■ WHAT THE EXERCISE ASKS: Determine how many lines include "logging". Give the number and nothing else.
··· RECORD EXTRACTS
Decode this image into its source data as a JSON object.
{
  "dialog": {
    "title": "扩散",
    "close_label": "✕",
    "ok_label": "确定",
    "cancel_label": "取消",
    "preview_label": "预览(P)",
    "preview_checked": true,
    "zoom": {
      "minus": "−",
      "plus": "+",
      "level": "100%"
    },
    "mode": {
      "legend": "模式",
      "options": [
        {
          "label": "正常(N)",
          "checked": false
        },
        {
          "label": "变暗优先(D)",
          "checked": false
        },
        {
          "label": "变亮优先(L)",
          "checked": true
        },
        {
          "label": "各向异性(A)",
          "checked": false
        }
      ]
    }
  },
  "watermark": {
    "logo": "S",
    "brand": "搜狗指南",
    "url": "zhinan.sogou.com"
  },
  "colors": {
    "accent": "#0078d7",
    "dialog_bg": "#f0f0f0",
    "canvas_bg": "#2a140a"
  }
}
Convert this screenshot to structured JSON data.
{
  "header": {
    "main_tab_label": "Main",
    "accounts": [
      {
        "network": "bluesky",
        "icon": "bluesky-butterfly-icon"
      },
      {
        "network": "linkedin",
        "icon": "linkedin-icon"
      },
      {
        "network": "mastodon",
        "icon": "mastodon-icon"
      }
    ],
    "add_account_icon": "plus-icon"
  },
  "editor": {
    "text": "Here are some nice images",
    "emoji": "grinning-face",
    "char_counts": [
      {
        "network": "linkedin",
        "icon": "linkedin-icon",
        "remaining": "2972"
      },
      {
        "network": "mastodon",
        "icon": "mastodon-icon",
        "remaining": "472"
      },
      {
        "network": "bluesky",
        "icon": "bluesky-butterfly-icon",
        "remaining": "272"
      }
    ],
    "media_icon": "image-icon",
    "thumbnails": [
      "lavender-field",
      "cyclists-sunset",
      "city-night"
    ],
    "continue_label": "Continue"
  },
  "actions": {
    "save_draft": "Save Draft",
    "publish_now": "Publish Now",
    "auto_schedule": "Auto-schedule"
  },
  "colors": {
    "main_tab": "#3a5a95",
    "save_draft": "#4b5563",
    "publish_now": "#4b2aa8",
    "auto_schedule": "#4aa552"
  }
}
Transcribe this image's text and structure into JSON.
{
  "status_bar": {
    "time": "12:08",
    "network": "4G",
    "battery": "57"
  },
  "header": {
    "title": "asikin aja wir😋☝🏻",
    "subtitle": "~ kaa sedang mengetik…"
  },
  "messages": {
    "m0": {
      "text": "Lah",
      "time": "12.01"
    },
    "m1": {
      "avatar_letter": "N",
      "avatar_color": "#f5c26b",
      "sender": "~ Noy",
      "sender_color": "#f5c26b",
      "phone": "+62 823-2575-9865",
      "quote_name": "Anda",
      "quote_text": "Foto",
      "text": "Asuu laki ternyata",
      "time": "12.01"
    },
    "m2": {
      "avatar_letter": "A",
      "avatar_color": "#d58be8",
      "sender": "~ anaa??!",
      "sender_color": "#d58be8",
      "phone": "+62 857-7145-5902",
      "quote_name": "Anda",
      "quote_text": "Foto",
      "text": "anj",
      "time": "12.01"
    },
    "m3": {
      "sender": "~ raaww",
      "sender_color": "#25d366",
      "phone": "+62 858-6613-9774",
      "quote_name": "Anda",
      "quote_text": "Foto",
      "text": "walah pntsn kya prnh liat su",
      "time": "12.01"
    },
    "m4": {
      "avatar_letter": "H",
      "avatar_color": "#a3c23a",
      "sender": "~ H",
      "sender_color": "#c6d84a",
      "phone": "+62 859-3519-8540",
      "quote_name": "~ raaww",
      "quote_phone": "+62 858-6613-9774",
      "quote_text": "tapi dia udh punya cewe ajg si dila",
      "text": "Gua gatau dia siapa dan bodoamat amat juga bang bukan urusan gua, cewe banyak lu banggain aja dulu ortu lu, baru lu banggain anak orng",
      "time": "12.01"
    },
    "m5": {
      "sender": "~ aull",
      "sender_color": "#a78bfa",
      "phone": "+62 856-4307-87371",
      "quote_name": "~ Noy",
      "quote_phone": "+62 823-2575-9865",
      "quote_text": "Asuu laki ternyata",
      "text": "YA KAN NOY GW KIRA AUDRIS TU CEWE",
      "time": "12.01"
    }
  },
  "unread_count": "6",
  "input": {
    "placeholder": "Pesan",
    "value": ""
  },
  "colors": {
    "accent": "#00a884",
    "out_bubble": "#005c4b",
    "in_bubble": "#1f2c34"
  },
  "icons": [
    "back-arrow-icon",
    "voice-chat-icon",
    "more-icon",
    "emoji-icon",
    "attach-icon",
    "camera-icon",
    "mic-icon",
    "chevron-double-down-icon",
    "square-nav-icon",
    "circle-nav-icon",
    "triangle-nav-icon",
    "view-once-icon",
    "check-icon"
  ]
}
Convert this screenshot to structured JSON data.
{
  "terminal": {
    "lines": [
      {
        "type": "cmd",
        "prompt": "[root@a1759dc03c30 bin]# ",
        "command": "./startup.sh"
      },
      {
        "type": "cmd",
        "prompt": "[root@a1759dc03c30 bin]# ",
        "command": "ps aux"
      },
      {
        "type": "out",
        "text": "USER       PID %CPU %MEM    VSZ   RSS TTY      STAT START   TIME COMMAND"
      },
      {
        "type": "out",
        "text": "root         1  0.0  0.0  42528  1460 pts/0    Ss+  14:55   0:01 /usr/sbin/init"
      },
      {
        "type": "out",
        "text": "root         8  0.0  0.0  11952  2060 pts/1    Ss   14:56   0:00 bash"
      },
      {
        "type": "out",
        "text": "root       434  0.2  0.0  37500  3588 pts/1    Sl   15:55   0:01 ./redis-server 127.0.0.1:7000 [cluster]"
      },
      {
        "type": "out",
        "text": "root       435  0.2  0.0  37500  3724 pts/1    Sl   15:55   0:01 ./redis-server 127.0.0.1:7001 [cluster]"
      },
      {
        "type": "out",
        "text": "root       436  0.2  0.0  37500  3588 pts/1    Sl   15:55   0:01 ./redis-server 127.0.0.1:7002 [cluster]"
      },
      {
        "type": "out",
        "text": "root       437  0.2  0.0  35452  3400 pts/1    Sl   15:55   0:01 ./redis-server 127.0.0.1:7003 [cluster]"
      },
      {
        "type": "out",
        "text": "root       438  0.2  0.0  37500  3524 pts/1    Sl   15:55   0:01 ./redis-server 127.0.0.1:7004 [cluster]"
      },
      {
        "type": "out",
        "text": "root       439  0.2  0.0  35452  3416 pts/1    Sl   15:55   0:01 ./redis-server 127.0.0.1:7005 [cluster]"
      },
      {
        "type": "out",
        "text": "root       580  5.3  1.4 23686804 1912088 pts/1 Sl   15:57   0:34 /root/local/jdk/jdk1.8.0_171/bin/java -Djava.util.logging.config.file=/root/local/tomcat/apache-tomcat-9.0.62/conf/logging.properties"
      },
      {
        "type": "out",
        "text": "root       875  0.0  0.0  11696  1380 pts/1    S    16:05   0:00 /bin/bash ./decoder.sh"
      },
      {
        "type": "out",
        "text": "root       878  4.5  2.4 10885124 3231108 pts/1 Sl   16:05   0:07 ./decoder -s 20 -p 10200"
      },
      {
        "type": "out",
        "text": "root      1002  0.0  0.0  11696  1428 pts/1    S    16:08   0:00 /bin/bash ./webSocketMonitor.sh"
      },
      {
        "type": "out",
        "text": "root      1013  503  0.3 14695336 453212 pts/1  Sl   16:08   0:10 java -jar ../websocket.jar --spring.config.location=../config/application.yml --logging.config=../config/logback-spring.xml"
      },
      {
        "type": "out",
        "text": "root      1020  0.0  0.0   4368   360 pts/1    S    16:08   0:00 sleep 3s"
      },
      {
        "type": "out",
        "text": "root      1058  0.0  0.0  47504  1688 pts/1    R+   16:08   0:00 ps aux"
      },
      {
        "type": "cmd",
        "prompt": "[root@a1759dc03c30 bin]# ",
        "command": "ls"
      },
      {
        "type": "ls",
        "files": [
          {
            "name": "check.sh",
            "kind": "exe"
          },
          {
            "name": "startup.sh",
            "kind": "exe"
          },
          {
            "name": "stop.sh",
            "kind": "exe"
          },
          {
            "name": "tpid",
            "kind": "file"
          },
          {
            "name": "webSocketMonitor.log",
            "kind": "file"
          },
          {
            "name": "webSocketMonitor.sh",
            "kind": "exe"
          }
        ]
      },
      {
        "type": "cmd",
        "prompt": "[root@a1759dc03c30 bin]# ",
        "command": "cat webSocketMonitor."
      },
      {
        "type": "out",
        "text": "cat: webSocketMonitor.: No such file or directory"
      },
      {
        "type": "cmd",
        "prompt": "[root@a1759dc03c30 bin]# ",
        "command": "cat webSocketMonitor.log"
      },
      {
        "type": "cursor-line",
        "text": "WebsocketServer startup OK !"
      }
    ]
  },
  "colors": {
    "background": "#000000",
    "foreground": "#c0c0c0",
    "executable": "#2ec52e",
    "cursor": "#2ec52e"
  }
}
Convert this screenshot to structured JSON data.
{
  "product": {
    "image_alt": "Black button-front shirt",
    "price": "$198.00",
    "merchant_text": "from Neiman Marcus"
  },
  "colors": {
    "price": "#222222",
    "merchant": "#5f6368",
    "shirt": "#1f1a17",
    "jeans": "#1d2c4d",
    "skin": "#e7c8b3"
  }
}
······
■ SOLUTION TO THIS EXERCISE: 2